* **OBJECTIVE**
Can you print the data exactly and leave out each image?

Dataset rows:
※ ※ ※

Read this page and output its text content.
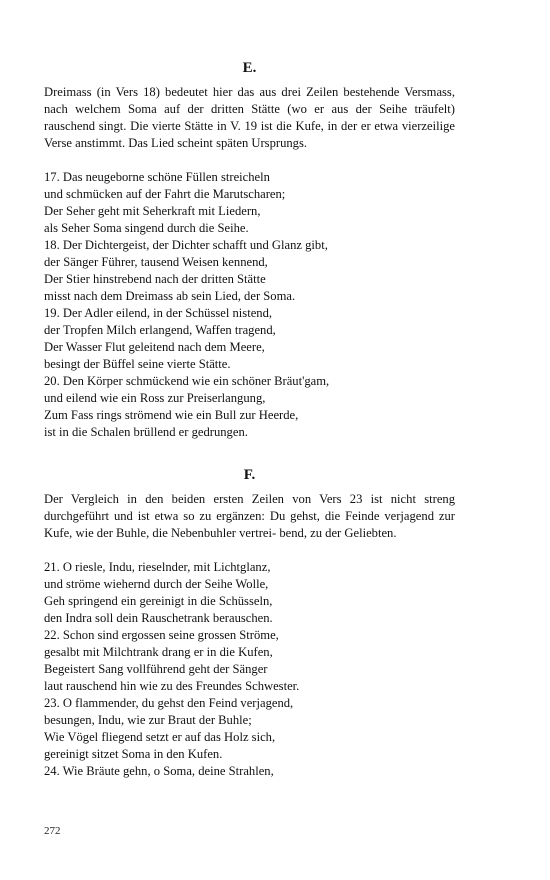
E.

Dreimass (in Vers 18) bedeutet hier das aus drei Zeilen bestehende Versmass, nach welchem Soma auf der dritten Stätte (wo er aus der Seihe träufelt) rauschend singt. Die vierte Stätte in V. 19 ist die Kufe, in der er etwa vierzeilige Verse anstimmt. Das Lied scheint späten Ursprungs.

17. Das neugeborne schöne Füllen streicheln
und schmücken auf der Fahrt die Marutscharen;
Der Seher geht mit Seherkraft mit Liedern,
als Seher Soma singend durch die Seihe.
18. Der Dichtergeist, der Dichter schafft und Glanz gibt,
der Sänger Führer, tausend Weisen kennend,
Der Stier hinstrebend nach der dritten Stätte
misst nach dem Dreimass ab sein Lied, der Soma.
19. Der Adler eilend, in der Schüssel nistend,
der Tropfen Milch erlangend, Waffen tragend,
Der Wasser Flut geleitend nach dem Meere,
besingt der Büffel seine vierte Stätte.
20. Den Körper schmückend wie ein schöner Bräut'gam,
und eilend wie ein Ross zur Preiserlangung,
Zum Fass rings strömend wie ein Bull zur Heerde,
ist in die Schalen brüllend er gedrungen.
F.
Der Vergleich in den beiden ersten Zeilen von Vers 23 ist nicht streng durchgeführt und ist etwa so zu ergänzen: Du gehst, die Feinde verjagend zur Kufe, wie der Buhle, die Nebenbuhler vertrei- bend, zu der Geliebten.
21. O riesle, Indu, rieselnder, mit Lichtglanz,
und ströme wiehernd durch der Seihe Wolle,
Geh springend ein gereinigt in die Schüsseln,
den Indra soll dein Rauschetrank berauschen.
22. Schon sind ergossen seine grossen Ströme,
gesalbt mit Milchtrank drang er in die Kufen,
Begeistert Sang vollführend geht der Sänger
laut rauschend hin wie zu des Freundes Schwester.
23. O flammender, du gehst den Feind verjagend,
besungen, Indu, wie zur Braut der Buhle;
Wie Vögel fliegend setzt er auf das Holz sich,
gereinigt sitzet Soma in den Kufen.
24. Wie Bräute gehn, o Soma, deine Strahlen,
272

※ ※ ※

* **WORKED SOLUTION**
Read this page and output its text content.
E.

Dreimass (in Vers 18) bedeutet hier das aus drei Zeilen bestehende Versmass, nach welchem Soma auf der dritten Stätte (wo er aus der Seihe träufelt) rauschend singt. Die vierte Stätte in V. 19 ist die Kufe, in der er etwa vierzeilige Verse anstimmt. Das Lied scheint späten Ursprungs.

17. Das neugeborne schöne Füllen streicheln
und schmücken auf der Fahrt die Marutscharen;
Der Seher geht mit Seherkraft mit Liedern,
als Seher Soma singend durch die Seihe.
18. Der Dichtergeist, der Dichter schafft und Glanz gibt,
der Sänger Führer, tausend Weisen kennend,
Der Stier hinstrebend nach der dritten Stätte
misst nach dem Dreimass ab sein Lied, der Soma.
19. Der Adler eilend, in der Schüssel nistend,
der Tropfen Milch erlangend, Waffen tragend,
Der Wasser Flut geleitend nach dem Meere,
besingt der Büffel seine vierte Stätte.
20. Den Körper schmückend wie ein schöner Bräut'gam,
und eilend wie ein Ross zur Preiserlangung,
Zum Fass rings strömend wie ein Bull zur Heerde,
ist in die Schalen brüllend er gedrungen.
F.
Der Vergleich in den beiden ersten Zeilen von Vers 23 ist nicht streng durchgeführt und ist etwa so zu ergänzen: Du gehst, die Feinde verjagend zur Kufe, wie der Buhle, die Nebenbuhler vertrei- bend, zu der Geliebten.
21. O riesle, Indu, rieselnder, mit Lichtglanz,
und ströme wiehernd durch der Seihe Wolle,
Geh springend ein gereinigt in die Schüsseln,
den Indra soll dein Rauschetrank berauschen.
22. Schon sind ergossen seine grossen Ströme,
gesalbt mit Milchtrank drang er in die Kufen,
Begeistert Sang vollführend geht der Sänger
laut rauschend hin wie zu des Freundes Schwester.
23. O flammender, du gehst den Feind verjagend,
besungen, Indu, wie zur Braut der Buhle;
Wie Vögel fliegend setzt er auf das Holz sich,
gereinigt sitzet Soma in den Kufen.
24. Wie Bräute gehn, o Soma, deine Strahlen,
272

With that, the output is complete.